Each line that holds the word "China" is to be identified and copied.

• **Material for this task**:
>> START
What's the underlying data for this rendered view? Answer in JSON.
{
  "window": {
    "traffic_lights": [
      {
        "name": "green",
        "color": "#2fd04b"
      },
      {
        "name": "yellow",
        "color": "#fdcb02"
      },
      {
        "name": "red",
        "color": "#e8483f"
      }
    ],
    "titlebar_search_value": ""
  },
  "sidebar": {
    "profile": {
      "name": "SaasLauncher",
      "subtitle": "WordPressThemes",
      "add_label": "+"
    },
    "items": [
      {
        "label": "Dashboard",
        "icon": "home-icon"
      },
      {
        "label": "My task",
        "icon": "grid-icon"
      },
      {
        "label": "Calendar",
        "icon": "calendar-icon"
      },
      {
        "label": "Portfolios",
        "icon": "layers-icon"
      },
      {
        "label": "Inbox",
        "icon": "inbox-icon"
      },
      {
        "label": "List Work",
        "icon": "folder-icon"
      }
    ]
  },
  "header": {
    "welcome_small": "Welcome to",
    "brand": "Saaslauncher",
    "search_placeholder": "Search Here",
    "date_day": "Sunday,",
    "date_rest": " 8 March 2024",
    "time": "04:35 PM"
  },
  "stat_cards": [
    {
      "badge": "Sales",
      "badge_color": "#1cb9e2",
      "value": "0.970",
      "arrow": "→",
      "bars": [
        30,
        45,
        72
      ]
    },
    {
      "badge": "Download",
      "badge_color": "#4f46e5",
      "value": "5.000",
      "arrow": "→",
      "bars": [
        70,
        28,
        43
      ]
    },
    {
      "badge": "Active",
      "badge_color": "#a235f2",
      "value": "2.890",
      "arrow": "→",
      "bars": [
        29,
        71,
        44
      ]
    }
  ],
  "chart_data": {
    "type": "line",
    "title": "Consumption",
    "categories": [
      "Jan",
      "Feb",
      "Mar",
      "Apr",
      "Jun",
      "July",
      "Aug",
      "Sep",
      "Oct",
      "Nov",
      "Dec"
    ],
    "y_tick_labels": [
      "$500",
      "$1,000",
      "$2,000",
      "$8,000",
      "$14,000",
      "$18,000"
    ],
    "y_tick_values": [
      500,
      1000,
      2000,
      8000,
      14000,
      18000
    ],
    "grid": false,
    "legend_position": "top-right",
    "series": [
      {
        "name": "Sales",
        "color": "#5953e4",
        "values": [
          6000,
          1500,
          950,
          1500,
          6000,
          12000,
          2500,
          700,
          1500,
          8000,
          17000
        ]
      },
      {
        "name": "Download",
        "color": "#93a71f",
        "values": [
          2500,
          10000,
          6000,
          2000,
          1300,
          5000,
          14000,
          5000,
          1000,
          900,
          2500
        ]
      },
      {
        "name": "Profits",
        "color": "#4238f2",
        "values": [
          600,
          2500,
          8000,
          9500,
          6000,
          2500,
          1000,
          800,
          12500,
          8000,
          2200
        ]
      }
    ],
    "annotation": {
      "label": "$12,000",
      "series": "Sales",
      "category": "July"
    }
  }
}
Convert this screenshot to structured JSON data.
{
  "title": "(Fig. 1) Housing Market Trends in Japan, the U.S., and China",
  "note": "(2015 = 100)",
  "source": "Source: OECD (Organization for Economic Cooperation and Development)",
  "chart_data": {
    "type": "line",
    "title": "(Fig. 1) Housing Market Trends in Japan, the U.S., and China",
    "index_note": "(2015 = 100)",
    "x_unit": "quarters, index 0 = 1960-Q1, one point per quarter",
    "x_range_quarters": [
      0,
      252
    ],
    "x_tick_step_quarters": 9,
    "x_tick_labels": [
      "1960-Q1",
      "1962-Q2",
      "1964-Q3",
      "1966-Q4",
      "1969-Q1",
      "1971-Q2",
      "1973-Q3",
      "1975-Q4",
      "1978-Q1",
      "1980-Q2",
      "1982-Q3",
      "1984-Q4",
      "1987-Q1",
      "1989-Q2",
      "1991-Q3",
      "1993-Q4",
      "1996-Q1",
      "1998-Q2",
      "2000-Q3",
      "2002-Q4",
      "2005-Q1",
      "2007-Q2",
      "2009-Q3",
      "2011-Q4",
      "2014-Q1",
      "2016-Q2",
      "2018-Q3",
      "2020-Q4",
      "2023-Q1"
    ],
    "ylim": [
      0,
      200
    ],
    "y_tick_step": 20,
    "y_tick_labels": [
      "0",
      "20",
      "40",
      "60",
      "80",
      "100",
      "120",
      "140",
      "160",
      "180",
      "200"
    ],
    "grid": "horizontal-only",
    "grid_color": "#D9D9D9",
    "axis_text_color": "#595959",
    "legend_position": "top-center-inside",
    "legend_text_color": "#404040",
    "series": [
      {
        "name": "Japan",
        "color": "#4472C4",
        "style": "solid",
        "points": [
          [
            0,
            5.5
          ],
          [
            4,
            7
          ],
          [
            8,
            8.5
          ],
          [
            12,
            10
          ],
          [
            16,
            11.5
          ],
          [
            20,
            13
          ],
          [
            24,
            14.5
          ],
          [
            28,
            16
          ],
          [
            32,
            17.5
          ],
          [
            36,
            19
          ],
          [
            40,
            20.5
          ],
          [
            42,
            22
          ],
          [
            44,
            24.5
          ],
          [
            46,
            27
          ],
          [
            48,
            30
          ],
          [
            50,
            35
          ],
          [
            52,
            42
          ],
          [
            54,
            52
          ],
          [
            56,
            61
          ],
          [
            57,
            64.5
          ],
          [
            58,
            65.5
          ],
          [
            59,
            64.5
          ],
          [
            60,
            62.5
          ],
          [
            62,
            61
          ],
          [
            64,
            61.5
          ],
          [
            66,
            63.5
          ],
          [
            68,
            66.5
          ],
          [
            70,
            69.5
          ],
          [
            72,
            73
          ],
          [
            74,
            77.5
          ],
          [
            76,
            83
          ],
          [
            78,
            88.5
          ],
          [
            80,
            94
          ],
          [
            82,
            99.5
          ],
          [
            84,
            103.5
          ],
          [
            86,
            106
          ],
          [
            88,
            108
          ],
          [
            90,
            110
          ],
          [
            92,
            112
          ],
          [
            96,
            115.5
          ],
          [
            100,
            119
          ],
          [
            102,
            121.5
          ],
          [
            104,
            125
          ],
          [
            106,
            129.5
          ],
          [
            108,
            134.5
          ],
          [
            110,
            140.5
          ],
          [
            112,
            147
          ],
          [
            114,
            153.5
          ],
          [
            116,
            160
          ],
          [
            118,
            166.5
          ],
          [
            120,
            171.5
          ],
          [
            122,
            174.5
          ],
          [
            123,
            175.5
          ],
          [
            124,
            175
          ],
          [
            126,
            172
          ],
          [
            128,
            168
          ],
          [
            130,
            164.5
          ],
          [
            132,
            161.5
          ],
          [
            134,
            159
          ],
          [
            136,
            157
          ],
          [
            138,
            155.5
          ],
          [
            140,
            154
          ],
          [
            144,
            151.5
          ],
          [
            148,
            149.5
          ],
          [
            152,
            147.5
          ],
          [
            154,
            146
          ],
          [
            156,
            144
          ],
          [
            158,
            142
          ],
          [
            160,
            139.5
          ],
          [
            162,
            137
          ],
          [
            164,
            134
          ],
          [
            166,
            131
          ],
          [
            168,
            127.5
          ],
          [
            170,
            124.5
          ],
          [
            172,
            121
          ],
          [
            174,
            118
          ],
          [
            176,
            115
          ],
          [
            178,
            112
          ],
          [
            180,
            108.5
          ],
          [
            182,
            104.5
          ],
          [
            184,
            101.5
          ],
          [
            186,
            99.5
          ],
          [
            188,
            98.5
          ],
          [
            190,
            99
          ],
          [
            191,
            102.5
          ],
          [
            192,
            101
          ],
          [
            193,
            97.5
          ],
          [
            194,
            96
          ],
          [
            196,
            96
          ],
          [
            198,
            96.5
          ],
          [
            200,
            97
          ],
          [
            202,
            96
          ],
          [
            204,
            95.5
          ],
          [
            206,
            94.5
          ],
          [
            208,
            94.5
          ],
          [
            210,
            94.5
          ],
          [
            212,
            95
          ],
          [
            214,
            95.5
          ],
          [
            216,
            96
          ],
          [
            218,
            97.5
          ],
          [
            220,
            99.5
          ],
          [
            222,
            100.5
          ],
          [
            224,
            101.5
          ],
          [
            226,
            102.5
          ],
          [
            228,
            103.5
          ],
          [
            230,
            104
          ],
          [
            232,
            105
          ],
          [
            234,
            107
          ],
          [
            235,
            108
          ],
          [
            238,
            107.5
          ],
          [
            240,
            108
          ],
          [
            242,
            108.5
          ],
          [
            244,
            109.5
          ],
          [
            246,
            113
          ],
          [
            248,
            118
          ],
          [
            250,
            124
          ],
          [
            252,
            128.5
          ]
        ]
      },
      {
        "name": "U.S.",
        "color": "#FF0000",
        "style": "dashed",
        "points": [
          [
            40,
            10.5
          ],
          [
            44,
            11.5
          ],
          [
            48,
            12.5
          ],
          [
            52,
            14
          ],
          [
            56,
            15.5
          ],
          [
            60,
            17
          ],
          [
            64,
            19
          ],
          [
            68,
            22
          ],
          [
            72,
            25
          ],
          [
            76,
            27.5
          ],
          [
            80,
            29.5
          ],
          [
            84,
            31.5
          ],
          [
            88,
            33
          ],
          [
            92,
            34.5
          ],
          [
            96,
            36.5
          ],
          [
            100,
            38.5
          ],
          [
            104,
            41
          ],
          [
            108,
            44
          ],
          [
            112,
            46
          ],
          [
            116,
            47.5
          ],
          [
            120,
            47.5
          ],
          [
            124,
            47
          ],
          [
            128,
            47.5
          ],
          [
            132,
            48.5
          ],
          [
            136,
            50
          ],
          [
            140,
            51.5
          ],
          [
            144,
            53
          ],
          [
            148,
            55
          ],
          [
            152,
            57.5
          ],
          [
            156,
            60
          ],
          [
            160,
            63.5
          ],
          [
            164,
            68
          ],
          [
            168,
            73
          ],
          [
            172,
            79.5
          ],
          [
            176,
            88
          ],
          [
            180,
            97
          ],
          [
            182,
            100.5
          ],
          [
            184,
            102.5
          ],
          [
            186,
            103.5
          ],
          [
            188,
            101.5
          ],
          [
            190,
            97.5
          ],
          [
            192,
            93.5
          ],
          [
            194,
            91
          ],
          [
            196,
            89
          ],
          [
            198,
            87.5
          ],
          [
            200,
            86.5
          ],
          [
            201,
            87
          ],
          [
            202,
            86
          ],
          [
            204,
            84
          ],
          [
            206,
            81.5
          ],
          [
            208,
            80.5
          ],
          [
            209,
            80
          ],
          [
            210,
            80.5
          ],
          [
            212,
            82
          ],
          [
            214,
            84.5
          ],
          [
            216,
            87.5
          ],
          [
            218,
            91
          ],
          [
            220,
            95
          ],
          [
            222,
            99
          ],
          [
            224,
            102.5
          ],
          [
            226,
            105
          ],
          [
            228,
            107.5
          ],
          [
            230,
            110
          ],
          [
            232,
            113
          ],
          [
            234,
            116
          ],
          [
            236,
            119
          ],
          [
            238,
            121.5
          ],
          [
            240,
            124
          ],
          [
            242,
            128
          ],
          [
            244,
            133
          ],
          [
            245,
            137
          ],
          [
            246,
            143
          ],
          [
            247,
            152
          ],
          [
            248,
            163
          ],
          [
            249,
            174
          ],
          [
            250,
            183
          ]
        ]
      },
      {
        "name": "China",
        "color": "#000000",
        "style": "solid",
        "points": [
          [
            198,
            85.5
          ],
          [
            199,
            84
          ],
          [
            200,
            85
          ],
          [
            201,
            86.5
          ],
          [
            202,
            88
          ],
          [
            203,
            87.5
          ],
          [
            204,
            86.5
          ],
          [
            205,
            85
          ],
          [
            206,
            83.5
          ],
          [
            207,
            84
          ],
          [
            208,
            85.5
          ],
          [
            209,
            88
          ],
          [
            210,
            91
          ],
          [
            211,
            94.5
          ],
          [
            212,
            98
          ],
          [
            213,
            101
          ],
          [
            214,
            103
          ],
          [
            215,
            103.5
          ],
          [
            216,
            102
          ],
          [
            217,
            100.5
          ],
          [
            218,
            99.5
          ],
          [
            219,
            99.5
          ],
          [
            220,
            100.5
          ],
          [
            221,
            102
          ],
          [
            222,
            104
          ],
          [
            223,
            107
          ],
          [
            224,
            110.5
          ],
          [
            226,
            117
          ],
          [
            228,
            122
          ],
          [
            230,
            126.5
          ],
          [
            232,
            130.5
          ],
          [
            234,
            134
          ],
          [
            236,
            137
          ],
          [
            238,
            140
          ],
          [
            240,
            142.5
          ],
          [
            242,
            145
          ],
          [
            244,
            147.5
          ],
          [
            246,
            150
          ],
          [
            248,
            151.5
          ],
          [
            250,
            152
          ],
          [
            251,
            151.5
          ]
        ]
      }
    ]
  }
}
>> END
• **Output of the exercise**:
  "title": "(Fig. 1) Housing Market Trends in Japan, the U.S., and China",
    "title": "(Fig. 1) Housing Market Trends in Japan, the U.S., and China",
        "name": "China",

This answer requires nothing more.